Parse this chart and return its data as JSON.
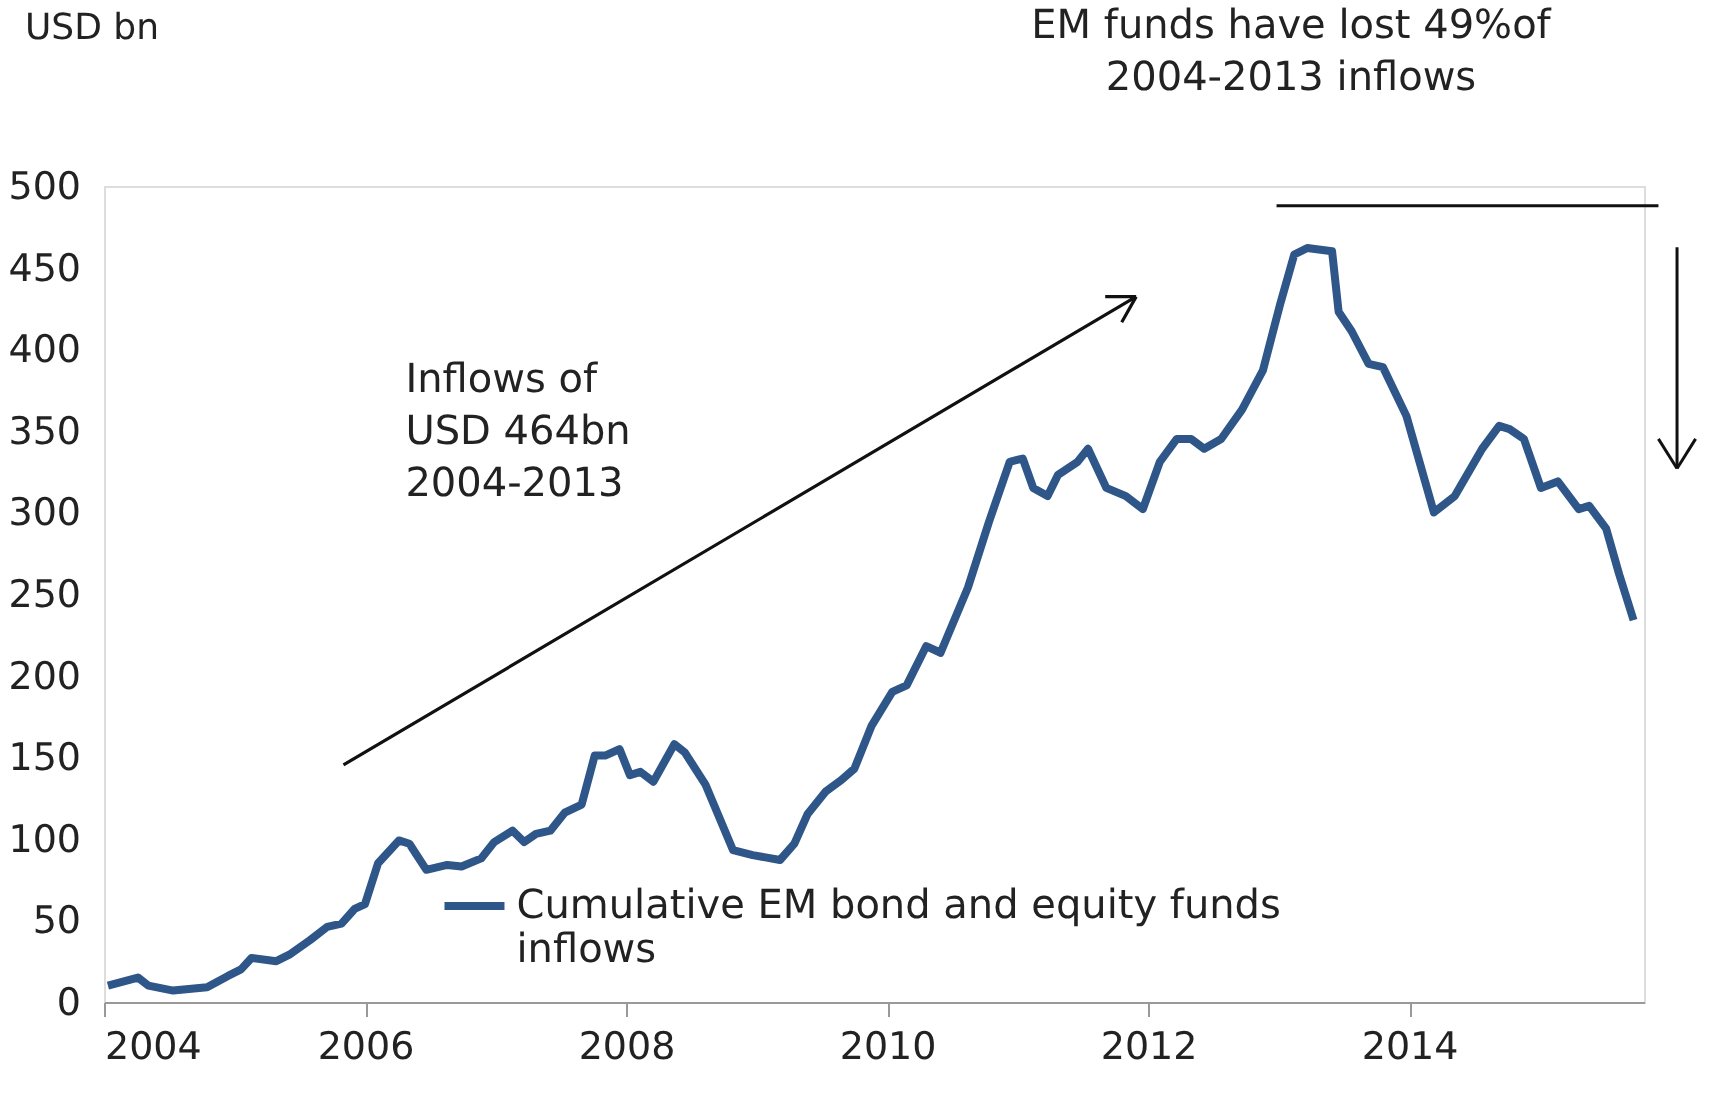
{
  "chart_data": {
    "type": "line",
    "ylabel": "USD bn",
    "xlim": [
      2004,
      2015.8
    ],
    "xticks": [
      2004,
      2006,
      2008,
      2010,
      2012,
      2014
    ],
    "ylim": [
      0,
      500
    ],
    "yticks": [
      0,
      50,
      100,
      150,
      200,
      250,
      300,
      350,
      400,
      450,
      500
    ],
    "grid": false,
    "legend": "bottom",
    "line_style": "solid",
    "marker": "none",
    "annotations": [
      "EM funds have lost 49%of\n2004-2013 inflows",
      "Inflows of\nUSD 464bn\n2004-2013"
    ],
    "series": [
      {
        "name": "Cumulative EM bond and equity funds inflows",
        "color": "#2f5689",
        "x": [
          2004.03,
          2004.26,
          2004.34,
          2004.53,
          2004.79,
          2004.95,
          2005.05,
          2005.13,
          2005.32,
          2005.42,
          2005.58,
          2005.71,
          2005.82,
          2005.92,
          2006.0,
          2006.1,
          2006.26,
          2006.34,
          2006.47,
          2006.63,
          2006.74,
          2006.89,
          2006.99,
          2007.13,
          2007.22,
          2007.31,
          2007.42,
          2007.53,
          2007.66,
          2007.76,
          2007.84,
          2007.95,
          2008.03,
          2008.11,
          2008.21,
          2008.37,
          2008.45,
          2008.61,
          2008.82,
          2008.97,
          2009.18,
          2009.29,
          2009.39,
          2009.53,
          2009.65,
          2009.75,
          2009.88,
          2010.04,
          2010.15,
          2010.3,
          2010.41,
          2010.62,
          2010.78,
          2010.94,
          2011.04,
          2011.12,
          2011.23,
          2011.31,
          2011.46,
          2011.54,
          2011.68,
          2011.83,
          2011.96,
          2012.09,
          2012.22,
          2012.33,
          2012.43,
          2012.56,
          2012.72,
          2012.88,
          2013.01,
          2013.12,
          2013.22,
          2013.41,
          2013.46,
          2013.56,
          2013.69,
          2013.8,
          2013.98,
          2014.19,
          2014.35,
          2014.56,
          2014.69,
          2014.77,
          2014.88,
          2015.01,
          2015.14,
          2015.3,
          2015.38,
          2015.51,
          2015.61,
          2015.72
        ],
        "values": [
          10,
          15,
          10,
          7,
          9,
          16,
          20,
          27,
          25,
          29,
          38,
          46,
          48,
          57,
          60,
          85,
          99,
          97,
          81,
          84,
          83,
          88,
          98,
          105,
          98,
          103,
          105,
          116,
          121,
          151,
          151,
          155,
          139,
          141,
          135,
          158,
          153,
          133,
          93,
          90,
          87,
          97,
          115,
          129,
          136,
          143,
          169,
          190,
          194,
          218,
          214,
          254,
          294,
          331,
          333,
          315,
          310,
          323,
          331,
          339,
          315,
          310,
          302,
          331,
          345,
          345,
          339,
          345,
          363,
          387,
          427,
          458,
          462,
          460,
          423,
          411,
          391,
          389,
          359,
          300,
          310,
          339,
          353,
          351,
          345,
          315,
          319,
          302,
          304,
          290,
          262,
          234
        ]
      }
    ]
  }
}
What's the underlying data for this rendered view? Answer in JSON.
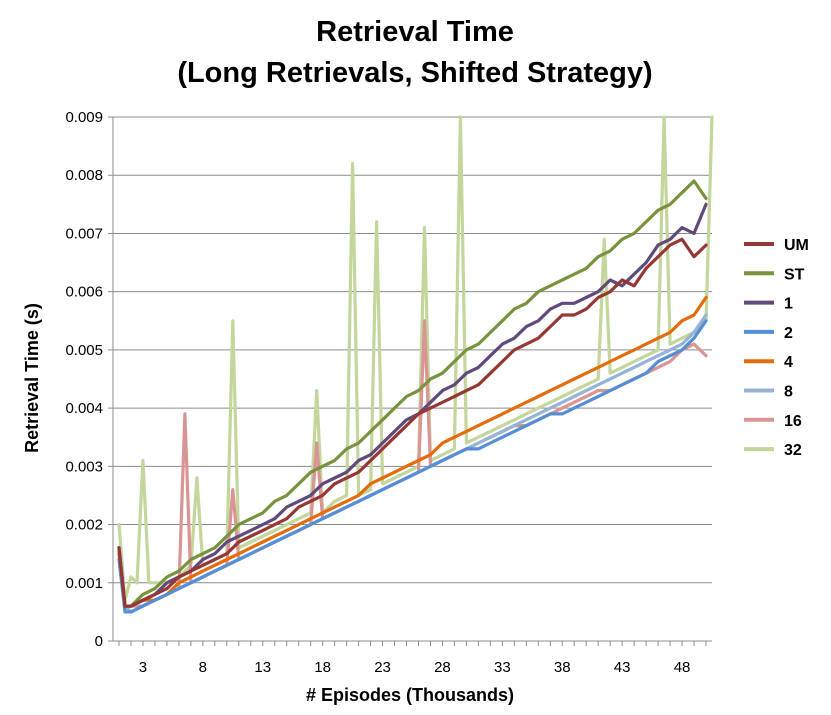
{
  "chart_data": {
    "type": "line",
    "title_lines": [
      "Retrieval Time",
      "(Long Retrievals, Shifted Strategy)"
    ],
    "xlabel": "# Episodes (Thousands)",
    "ylabel": "Retrieval Time (s)",
    "xlim": [
      0.5,
      50.5
    ],
    "ylim": [
      0,
      0.009
    ],
    "x_ticks": [
      3,
      8,
      13,
      18,
      23,
      28,
      33,
      38,
      43,
      48
    ],
    "y_ticks": [
      0,
      0.001,
      0.002,
      0.003,
      0.004,
      0.005,
      0.006,
      0.007,
      0.008,
      0.009
    ],
    "y_tick_labels": [
      "0",
      "0.001",
      "0.002",
      "0.003",
      "0.004",
      "0.005",
      "0.006",
      "0.007",
      "0.008",
      "0.009"
    ],
    "grid": "horizontal",
    "legend_position": "right",
    "series": [
      {
        "name": "UM",
        "color": "#953735",
        "x": [
          1,
          1.5,
          2,
          3,
          4,
          5,
          6,
          7,
          8,
          9,
          10,
          11,
          12,
          13,
          14,
          15,
          16,
          17,
          18,
          19,
          20,
          21,
          22,
          23,
          24,
          25,
          26,
          27,
          28,
          29,
          30,
          31,
          32,
          33,
          34,
          35,
          36,
          37,
          38,
          39,
          40,
          41,
          42,
          43,
          44,
          45,
          46,
          47,
          48,
          49,
          50
        ],
        "y": [
          0.0016,
          0.0006,
          0.0006,
          0.0007,
          0.0008,
          0.0009,
          0.0011,
          0.0012,
          0.0013,
          0.0014,
          0.0015,
          0.0017,
          0.0018,
          0.0019,
          0.002,
          0.0021,
          0.0023,
          0.0024,
          0.0025,
          0.0027,
          0.0028,
          0.0029,
          0.0031,
          0.0033,
          0.0035,
          0.0037,
          0.0039,
          0.004,
          0.0041,
          0.0042,
          0.0043,
          0.0044,
          0.0046,
          0.0048,
          0.005,
          0.0051,
          0.0052,
          0.0054,
          0.0056,
          0.0056,
          0.0057,
          0.0059,
          0.006,
          0.0062,
          0.0061,
          0.0064,
          0.0066,
          0.0068,
          0.0069,
          0.0066,
          0.0068
        ]
      },
      {
        "name": "ST",
        "color": "#77933c",
        "x": [
          1,
          1.5,
          2,
          3,
          4,
          5,
          6,
          7,
          8,
          9,
          10,
          11,
          12,
          13,
          14,
          15,
          16,
          17,
          18,
          19,
          20,
          21,
          22,
          23,
          24,
          25,
          26,
          27,
          28,
          29,
          30,
          31,
          32,
          33,
          34,
          35,
          36,
          37,
          38,
          39,
          40,
          41,
          42,
          43,
          44,
          45,
          46,
          47,
          48,
          49,
          50
        ],
        "y": [
          0.0016,
          0.0006,
          0.0006,
          0.0008,
          0.0009,
          0.0011,
          0.0012,
          0.0014,
          0.0015,
          0.0016,
          0.0018,
          0.002,
          0.0021,
          0.0022,
          0.0024,
          0.0025,
          0.0027,
          0.0029,
          0.003,
          0.0031,
          0.0033,
          0.0034,
          0.0036,
          0.0038,
          0.004,
          0.0042,
          0.0043,
          0.0045,
          0.0046,
          0.0048,
          0.005,
          0.0051,
          0.0053,
          0.0055,
          0.0057,
          0.0058,
          0.006,
          0.0061,
          0.0062,
          0.0063,
          0.0064,
          0.0066,
          0.0067,
          0.0069,
          0.007,
          0.0072,
          0.0074,
          0.0075,
          0.0077,
          0.0079,
          0.0076
        ]
      },
      {
        "name": "1",
        "color": "#604a7b",
        "x": [
          1,
          1.5,
          2,
          3,
          4,
          5,
          6,
          7,
          8,
          9,
          10,
          11,
          12,
          13,
          14,
          15,
          16,
          17,
          18,
          19,
          20,
          21,
          22,
          23,
          24,
          25,
          26,
          27,
          28,
          29,
          30,
          31,
          32,
          33,
          34,
          35,
          36,
          37,
          38,
          39,
          40,
          41,
          42,
          43,
          44,
          45,
          46,
          47,
          48,
          49,
          50
        ],
        "y": [
          0.0016,
          0.0006,
          0.0006,
          0.0007,
          0.0008,
          0.001,
          0.0011,
          0.0012,
          0.0014,
          0.0015,
          0.0017,
          0.0018,
          0.0019,
          0.002,
          0.0021,
          0.0023,
          0.0024,
          0.0025,
          0.0027,
          0.0028,
          0.0029,
          0.0031,
          0.0032,
          0.0034,
          0.0036,
          0.0038,
          0.0039,
          0.0041,
          0.0043,
          0.0044,
          0.0046,
          0.0047,
          0.0049,
          0.0051,
          0.0052,
          0.0054,
          0.0055,
          0.0057,
          0.0058,
          0.0058,
          0.0059,
          0.006,
          0.0062,
          0.0061,
          0.0063,
          0.0065,
          0.0068,
          0.0069,
          0.0071,
          0.007,
          0.0075
        ]
      },
      {
        "name": "2",
        "color": "#558ed5",
        "x": [
          1,
          1.5,
          2,
          3,
          4,
          5,
          6,
          7,
          8,
          9,
          10,
          11,
          12,
          13,
          14,
          15,
          16,
          17,
          18,
          19,
          20,
          21,
          22,
          23,
          24,
          25,
          26,
          27,
          28,
          29,
          30,
          31,
          32,
          33,
          34,
          35,
          36,
          37,
          38,
          39,
          40,
          41,
          42,
          43,
          44,
          45,
          46,
          47,
          48,
          49,
          50
        ],
        "y": [
          0.0014,
          0.0005,
          0.0005,
          0.0006,
          0.0007,
          0.0008,
          0.0009,
          0.001,
          0.0011,
          0.0012,
          0.0013,
          0.0014,
          0.0015,
          0.0016,
          0.0017,
          0.0018,
          0.0019,
          0.002,
          0.0021,
          0.0022,
          0.0023,
          0.0024,
          0.0025,
          0.0026,
          0.0027,
          0.0028,
          0.0029,
          0.003,
          0.0031,
          0.0032,
          0.0033,
          0.0033,
          0.0034,
          0.0035,
          0.0036,
          0.0037,
          0.0038,
          0.0039,
          0.0039,
          0.004,
          0.0041,
          0.0042,
          0.0043,
          0.0044,
          0.0045,
          0.0046,
          0.0048,
          0.0049,
          0.005,
          0.0052,
          0.0055
        ]
      },
      {
        "name": "4",
        "color": "#e46c0a",
        "x": [
          1,
          1.5,
          2,
          3,
          4,
          5,
          6,
          7,
          8,
          9,
          10,
          11,
          12,
          13,
          14,
          15,
          16,
          17,
          18,
          19,
          20,
          21,
          22,
          23,
          24,
          25,
          26,
          27,
          28,
          29,
          30,
          31,
          32,
          33,
          34,
          35,
          36,
          37,
          38,
          39,
          40,
          41,
          42,
          43,
          44,
          45,
          46,
          47,
          48,
          49,
          50
        ],
        "y": [
          0.0015,
          0.0006,
          0.0006,
          0.0007,
          0.0007,
          0.0008,
          0.001,
          0.0011,
          0.0012,
          0.0013,
          0.0014,
          0.0015,
          0.0016,
          0.0017,
          0.0018,
          0.0019,
          0.002,
          0.0021,
          0.0022,
          0.0023,
          0.0024,
          0.0025,
          0.0027,
          0.0028,
          0.0029,
          0.003,
          0.0031,
          0.0032,
          0.0034,
          0.0035,
          0.0036,
          0.0037,
          0.0038,
          0.0039,
          0.004,
          0.0041,
          0.0042,
          0.0043,
          0.0044,
          0.0045,
          0.0046,
          0.0047,
          0.0048,
          0.0049,
          0.005,
          0.0051,
          0.0052,
          0.0053,
          0.0055,
          0.0056,
          0.0059
        ]
      },
      {
        "name": "8",
        "color": "#95b3d7",
        "x": [
          1,
          1.5,
          2,
          3,
          4,
          5,
          6,
          7,
          8,
          9,
          10,
          11,
          12,
          13,
          14,
          15,
          16,
          17,
          18,
          19,
          20,
          21,
          22,
          23,
          24,
          25,
          26,
          27,
          28,
          29,
          30,
          31,
          32,
          33,
          34,
          35,
          36,
          37,
          38,
          39,
          40,
          41,
          42,
          43,
          44,
          45,
          46,
          47,
          48,
          49,
          50
        ],
        "y": [
          0.0014,
          0.0006,
          0.0005,
          0.0006,
          0.0007,
          0.0008,
          0.0009,
          0.001,
          0.0011,
          0.0012,
          0.0013,
          0.0014,
          0.0015,
          0.0016,
          0.0017,
          0.0018,
          0.0019,
          0.002,
          0.0021,
          0.0022,
          0.0023,
          0.0024,
          0.0025,
          0.0026,
          0.0027,
          0.0028,
          0.0029,
          0.003,
          0.0031,
          0.0032,
          0.0033,
          0.0034,
          0.0035,
          0.0036,
          0.0037,
          0.0038,
          0.0039,
          0.004,
          0.0041,
          0.0042,
          0.0043,
          0.0044,
          0.0045,
          0.0046,
          0.0047,
          0.0048,
          0.0049,
          0.005,
          0.0051,
          0.0053,
          0.0056
        ]
      },
      {
        "name": "16",
        "color": "#d99594",
        "x": [
          1,
          1.5,
          2,
          3,
          4,
          5,
          6,
          6.5,
          7,
          8,
          9,
          10,
          10.5,
          11,
          12,
          13,
          14,
          15,
          16,
          17,
          17.5,
          18,
          19,
          20,
          21,
          22,
          23,
          24,
          25,
          26,
          26.5,
          27,
          28,
          29,
          30,
          31,
          32,
          33,
          34,
          35,
          36,
          37,
          38,
          39,
          40,
          41,
          42,
          43,
          44,
          45,
          46,
          47,
          48,
          49,
          50
        ],
        "y": [
          0.0016,
          0.0006,
          0.0006,
          0.0006,
          0.0007,
          0.0008,
          0.0009,
          0.0039,
          0.001,
          0.0011,
          0.0012,
          0.0013,
          0.0026,
          0.0014,
          0.0015,
          0.0016,
          0.0017,
          0.0018,
          0.0019,
          0.002,
          0.0034,
          0.0021,
          0.0022,
          0.0023,
          0.0024,
          0.0025,
          0.0026,
          0.0027,
          0.0028,
          0.0029,
          0.0055,
          0.003,
          0.0031,
          0.0032,
          0.0033,
          0.0034,
          0.0035,
          0.0036,
          0.0037,
          0.0037,
          0.0038,
          0.0039,
          0.004,
          0.0041,
          0.0042,
          0.0043,
          0.0043,
          0.0044,
          0.0045,
          0.0046,
          0.0047,
          0.0048,
          0.005,
          0.0051,
          0.0049
        ]
      },
      {
        "name": "32",
        "color": "#c3d69b",
        "x": [
          1,
          1.5,
          2,
          2.5,
          3,
          3.5,
          4,
          5,
          6,
          7,
          7.5,
          8,
          9,
          10,
          10.5,
          11,
          12,
          13,
          14,
          15,
          16,
          17,
          17.5,
          18,
          19,
          20,
          20.5,
          21,
          22,
          22.5,
          23,
          24,
          25,
          26,
          26.5,
          27,
          28,
          29,
          29.5,
          30,
          31,
          32,
          33,
          34,
          35,
          36,
          37,
          38,
          39,
          40,
          41,
          41.5,
          42,
          43,
          44,
          45,
          46,
          46.5,
          47,
          48,
          49,
          50,
          50.5
        ],
        "y": [
          0.002,
          0.0007,
          0.0011,
          0.001,
          0.0031,
          0.001,
          0.001,
          0.001,
          0.0011,
          0.0013,
          0.0028,
          0.0013,
          0.0014,
          0.0015,
          0.0055,
          0.0016,
          0.0017,
          0.0018,
          0.0019,
          0.002,
          0.0021,
          0.0022,
          0.0043,
          0.0022,
          0.0024,
          0.0025,
          0.0082,
          0.0025,
          0.0026,
          0.0072,
          0.0027,
          0.0028,
          0.0029,
          0.003,
          0.0071,
          0.0031,
          0.0032,
          0.0033,
          0.009,
          0.0034,
          0.0035,
          0.0036,
          0.0037,
          0.0038,
          0.0039,
          0.004,
          0.0041,
          0.0042,
          0.0043,
          0.0044,
          0.0045,
          0.0069,
          0.0046,
          0.0047,
          0.0048,
          0.0049,
          0.005,
          0.009,
          0.0051,
          0.0052,
          0.0053,
          0.0055,
          0.009
        ]
      }
    ]
  }
}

→ WORK INSTRUCTIONS:
Copy out every line where the word "JSON" occurs.

→ OUTPUT BELOW:
Parse this chart and return its data as JSON.
What's the underlying data for this rendered view? Answer in JSON.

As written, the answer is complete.